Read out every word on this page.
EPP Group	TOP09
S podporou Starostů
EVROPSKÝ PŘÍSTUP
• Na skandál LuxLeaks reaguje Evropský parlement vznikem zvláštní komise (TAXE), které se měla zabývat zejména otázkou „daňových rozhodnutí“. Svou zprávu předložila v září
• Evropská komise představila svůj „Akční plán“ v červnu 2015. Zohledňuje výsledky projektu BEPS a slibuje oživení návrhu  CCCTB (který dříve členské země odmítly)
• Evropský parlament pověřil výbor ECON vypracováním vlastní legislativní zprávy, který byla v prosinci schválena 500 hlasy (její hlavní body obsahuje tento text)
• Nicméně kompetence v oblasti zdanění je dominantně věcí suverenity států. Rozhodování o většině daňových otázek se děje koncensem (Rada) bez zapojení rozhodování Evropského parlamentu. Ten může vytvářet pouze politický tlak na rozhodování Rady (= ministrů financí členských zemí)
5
____
*Short task*
Return all of the entries word for word.

*Problem solution*
Read out every word on this page.
EPP Group	TOP09
S podporou Starostů
EVROPSKÝ PŘÍSTUP
• Na skandál LuxLeaks reaguje Evropský parlement vznikem zvláštní komise (TAXE), které se měla zabývat zejména otázkou „daňových rozhodnutí“. Svou zprávu předložila v září
• Evropská komise představila svůj „Akční plán“ v červnu 2015. Zohledňuje výsledky projektu BEPS a slibuje oživení návrhu  CCCTB (který dříve členské země odmítly)
• Evropský parlament pověřil výbor ECON vypracováním vlastní legislativní zprávy, který byla v prosinci schválena 500 hlasy (její hlavní body obsahuje tento text)
• Nicméně kompetence v oblasti zdanění je dominantně věcí suverenity států. Rozhodování o většině daňových otázek se děje koncensem (Rada) bez zapojení rozhodování Evropského parlamentu. Ten může vytvářet pouze politický tlak na rozhodování Rady (= ministrů financí členských zemí)
5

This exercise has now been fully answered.